:: INPUT ::
____

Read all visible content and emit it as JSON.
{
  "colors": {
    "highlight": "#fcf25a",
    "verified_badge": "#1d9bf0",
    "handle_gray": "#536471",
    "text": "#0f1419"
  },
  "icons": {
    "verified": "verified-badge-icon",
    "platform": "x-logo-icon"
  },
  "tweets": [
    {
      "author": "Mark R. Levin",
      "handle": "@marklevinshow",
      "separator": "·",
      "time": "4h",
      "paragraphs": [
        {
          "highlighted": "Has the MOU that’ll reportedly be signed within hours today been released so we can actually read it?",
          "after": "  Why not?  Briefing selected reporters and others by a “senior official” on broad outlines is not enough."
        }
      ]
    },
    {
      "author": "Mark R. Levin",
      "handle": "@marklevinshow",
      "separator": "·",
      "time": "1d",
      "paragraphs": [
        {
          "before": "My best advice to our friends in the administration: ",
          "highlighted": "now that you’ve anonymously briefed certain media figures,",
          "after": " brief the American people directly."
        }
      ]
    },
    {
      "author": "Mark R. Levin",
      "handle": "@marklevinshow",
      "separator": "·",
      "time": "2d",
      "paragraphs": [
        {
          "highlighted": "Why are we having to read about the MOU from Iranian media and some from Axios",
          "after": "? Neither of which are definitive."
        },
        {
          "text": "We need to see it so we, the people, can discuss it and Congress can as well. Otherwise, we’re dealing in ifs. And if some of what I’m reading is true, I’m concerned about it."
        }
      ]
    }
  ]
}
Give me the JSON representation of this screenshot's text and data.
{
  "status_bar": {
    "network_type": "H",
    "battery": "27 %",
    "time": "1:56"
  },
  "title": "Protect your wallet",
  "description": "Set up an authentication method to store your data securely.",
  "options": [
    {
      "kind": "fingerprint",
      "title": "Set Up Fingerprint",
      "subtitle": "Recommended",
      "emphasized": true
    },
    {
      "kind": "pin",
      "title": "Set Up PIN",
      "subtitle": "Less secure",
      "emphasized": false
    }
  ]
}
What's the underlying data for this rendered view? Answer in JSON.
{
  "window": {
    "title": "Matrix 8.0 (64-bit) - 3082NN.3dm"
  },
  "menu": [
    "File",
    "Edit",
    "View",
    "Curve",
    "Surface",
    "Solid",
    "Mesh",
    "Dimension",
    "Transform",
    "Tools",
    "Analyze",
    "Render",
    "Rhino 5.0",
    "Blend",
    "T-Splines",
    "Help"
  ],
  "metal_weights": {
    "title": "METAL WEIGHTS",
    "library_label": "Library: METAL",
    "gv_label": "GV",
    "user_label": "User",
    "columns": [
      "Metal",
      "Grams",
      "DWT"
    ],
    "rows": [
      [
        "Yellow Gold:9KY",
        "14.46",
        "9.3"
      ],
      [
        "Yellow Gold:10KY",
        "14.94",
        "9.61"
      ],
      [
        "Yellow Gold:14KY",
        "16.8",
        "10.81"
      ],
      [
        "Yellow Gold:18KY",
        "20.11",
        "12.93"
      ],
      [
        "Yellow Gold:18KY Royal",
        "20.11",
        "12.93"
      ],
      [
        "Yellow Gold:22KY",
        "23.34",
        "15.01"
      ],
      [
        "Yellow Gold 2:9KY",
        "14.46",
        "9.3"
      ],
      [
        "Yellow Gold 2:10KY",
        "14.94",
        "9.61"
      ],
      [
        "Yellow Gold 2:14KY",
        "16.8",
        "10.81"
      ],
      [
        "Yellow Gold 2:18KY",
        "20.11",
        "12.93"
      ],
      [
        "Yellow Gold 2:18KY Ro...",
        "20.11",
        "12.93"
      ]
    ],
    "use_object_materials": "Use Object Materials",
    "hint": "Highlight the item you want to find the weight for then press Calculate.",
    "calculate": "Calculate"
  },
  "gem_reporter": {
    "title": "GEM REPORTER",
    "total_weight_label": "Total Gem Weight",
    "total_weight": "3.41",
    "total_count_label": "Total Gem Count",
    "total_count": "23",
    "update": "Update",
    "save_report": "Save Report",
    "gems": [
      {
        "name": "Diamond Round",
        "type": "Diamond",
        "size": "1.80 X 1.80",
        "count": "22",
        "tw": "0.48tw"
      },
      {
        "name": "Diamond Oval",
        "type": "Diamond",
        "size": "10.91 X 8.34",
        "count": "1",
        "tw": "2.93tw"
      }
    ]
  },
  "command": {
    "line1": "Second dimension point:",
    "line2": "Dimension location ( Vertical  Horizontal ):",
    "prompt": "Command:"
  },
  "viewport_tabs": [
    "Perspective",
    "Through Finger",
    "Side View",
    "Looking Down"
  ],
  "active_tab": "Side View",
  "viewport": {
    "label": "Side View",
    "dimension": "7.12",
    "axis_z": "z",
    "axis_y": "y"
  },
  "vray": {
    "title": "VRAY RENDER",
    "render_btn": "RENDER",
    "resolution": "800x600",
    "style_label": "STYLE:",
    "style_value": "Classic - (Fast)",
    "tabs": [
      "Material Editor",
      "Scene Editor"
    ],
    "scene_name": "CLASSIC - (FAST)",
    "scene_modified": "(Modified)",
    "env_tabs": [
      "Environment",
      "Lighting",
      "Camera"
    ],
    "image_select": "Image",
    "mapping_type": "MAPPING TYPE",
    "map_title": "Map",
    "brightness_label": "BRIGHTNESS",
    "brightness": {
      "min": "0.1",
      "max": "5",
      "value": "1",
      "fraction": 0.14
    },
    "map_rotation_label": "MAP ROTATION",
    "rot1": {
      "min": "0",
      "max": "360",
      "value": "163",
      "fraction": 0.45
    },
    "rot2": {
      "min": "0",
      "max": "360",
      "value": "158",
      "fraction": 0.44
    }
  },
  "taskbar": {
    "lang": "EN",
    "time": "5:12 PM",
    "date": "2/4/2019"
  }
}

____

:: GIVEN INSTRUCTION ::
Reproduce the records above exactly as they appear.

:: SOLUTION TO THE PROBLEM ::
Read all visible content and emit it as JSON.
{
  "colors": {
    "highlight": "#fcf25a",
    "verified_badge": "#1d9bf0",
    "handle_gray": "#536471",
    "text": "#0f1419"
  },
  "icons": {
    "verified": "verified-badge-icon",
    "platform": "x-logo-icon"
  },
  "tweets": [
    {
      "author": "Mark R. Levin",
      "handle": "@marklevinshow",
      "separator": "·",
      "time": "4h",
      "paragraphs": [
        {
          "highlighted": "Has the MOU that’ll reportedly be signed within hours today been released so we can actually read it?",
          "after": "  Why not?  Briefing selected reporters and others by a “senior official” on broad outlines is not enough."
        }
      ]
    },
    {
      "author": "Mark R. Levin",
      "handle": "@marklevinshow",
      "separator": "·",
      "time": "1d",
      "paragraphs": [
        {
          "before": "My best advice to our friends in the administration: ",
          "highlighted": "now that you’ve anonymously briefed certain media figures,",
          "after": " brief the American people directly."
        }
      ]
    },
    {
      "author": "Mark R. Levin",
      "handle": "@marklevinshow",
      "separator": "·",
      "time": "2d",
      "paragraphs": [
        {
          "highlighted": "Why are we having to read about the MOU from Iranian media and some from Axios",
          "after": "? Neither of which are definitive."
        },
        {
          "text": "We need to see it so we, the people, can discuss it and Congress can as well. Otherwise, we’re dealing in ifs. And if some of what I’m reading is true, I’m concerned about it."
        }
      ]
    }
  ]
}
Give me the JSON representation of this screenshot's text and data.
{
  "status_bar": {
    "network_type": "H",
    "battery": "27 %",
    "time": "1:56"
  },
  "title": "Protect your wallet",
  "description": "Set up an authentication method to store your data securely.",
  "options": [
    {
      "kind": "fingerprint",
      "title": "Set Up Fingerprint",
      "subtitle": "Recommended",
      "emphasized": true
    },
    {
      "kind": "pin",
      "title": "Set Up PIN",
      "subtitle": "Less secure",
      "emphasized": false
    }
  ]
}
What's the underlying data for this rendered view? Answer in JSON.
{
  "window": {
    "title": "Matrix 8.0 (64-bit) - 3082NN.3dm"
  },
  "menu": [
    "File",
    "Edit",
    "View",
    "Curve",
    "Surface",
    "Solid",
    "Mesh",
    "Dimension",
    "Transform",
    "Tools",
    "Analyze",
    "Render",
    "Rhino 5.0",
    "Blend",
    "T-Splines",
    "Help"
  ],
  "metal_weights": {
    "title": "METAL WEIGHTS",
    "library_label": "Library: METAL",
    "gv_label": "GV",
    "user_label": "User",
    "columns": [
      "Metal",
      "Grams",
      "DWT"
    ],
    "rows": [
      [
        "Yellow Gold:9KY",
        "14.46",
        "9.3"
      ],
      [
        "Yellow Gold:10KY",
        "14.94",
        "9.61"
      ],
      [
        "Yellow Gold:14KY",
        "16.8",
        "10.81"
      ],
      [
        "Yellow Gold:18KY",
        "20.11",
        "12.93"
      ],
      [
        "Yellow Gold:18KY Royal",
        "20.11",
        "12.93"
      ],
      [
        "Yellow Gold:22KY",
        "23.34",
        "15.01"
      ],
      [
        "Yellow Gold 2:9KY",
        "14.46",
        "9.3"
      ],
      [
        "Yellow Gold 2:10KY",
        "14.94",
        "9.61"
      ],
      [
        "Yellow Gold 2:14KY",
        "16.8",
        "10.81"
      ],
      [
        "Yellow Gold 2:18KY",
        "20.11",
        "12.93"
      ],
      [
        "Yellow Gold 2:18KY Ro...",
        "20.11",
        "12.93"
      ]
    ],
    "use_object_materials": "Use Object Materials",
    "hint": "Highlight the item you want to find the weight for then press Calculate.",
    "calculate": "Calculate"
  },
  "gem_reporter": {
    "title": "GEM REPORTER",
    "total_weight_label": "Total Gem Weight",
    "total_weight": "3.41",
    "total_count_label": "Total Gem Count",
    "total_count": "23",
    "update": "Update",
    "save_report": "Save Report",
    "gems": [
      {
        "name": "Diamond Round",
        "type": "Diamond",
        "size": "1.80 X 1.80",
        "count": "22",
        "tw": "0.48tw"
      },
      {
        "name": "Diamond Oval",
        "type": "Diamond",
        "size": "10.91 X 8.34",
        "count": "1",
        "tw": "2.93tw"
      }
    ]
  },
  "command": {
    "line1": "Second dimension point:",
    "line2": "Dimension location ( Vertical  Horizontal ):",
    "prompt": "Command:"
  },
  "viewport_tabs": [
    "Perspective",
    "Through Finger",
    "Side View",
    "Looking Down"
  ],
  "active_tab": "Side View",
  "viewport": {
    "label": "Side View",
    "dimension": "7.12",
    "axis_z": "z",
    "axis_y": "y"
  },
  "vray": {
    "title": "VRAY RENDER",
    "render_btn": "RENDER",
    "resolution": "800x600",
    "style_label": "STYLE:",
    "style_value": "Classic - (Fast)",
    "tabs": [
      "Material Editor",
      "Scene Editor"
    ],
    "scene_name": "CLASSIC - (FAST)",
    "scene_modified": "(Modified)",
    "env_tabs": [
      "Environment",
      "Lighting",
      "Camera"
    ],
    "image_select": "Image",
    "mapping_type": "MAPPING TYPE",
    "map_title": "Map",
    "brightness_label": "BRIGHTNESS",
    "brightness": {
      "min": "0.1",
      "max": "5",
      "value": "1",
      "fraction": 0.14
    },
    "map_rotation_label": "MAP ROTATION",
    "rot1": {
      "min": "0",
      "max": "360",
      "value": "163",
      "fraction": 0.45
    },
    "rot2": {
      "min": "0",
      "max": "360",
      "value": "158",
      "fraction": 0.44
    }
  },
  "taskbar": {
    "lang": "EN",
    "time": "5:12 PM",
    "date": "2/4/2019"
  }
}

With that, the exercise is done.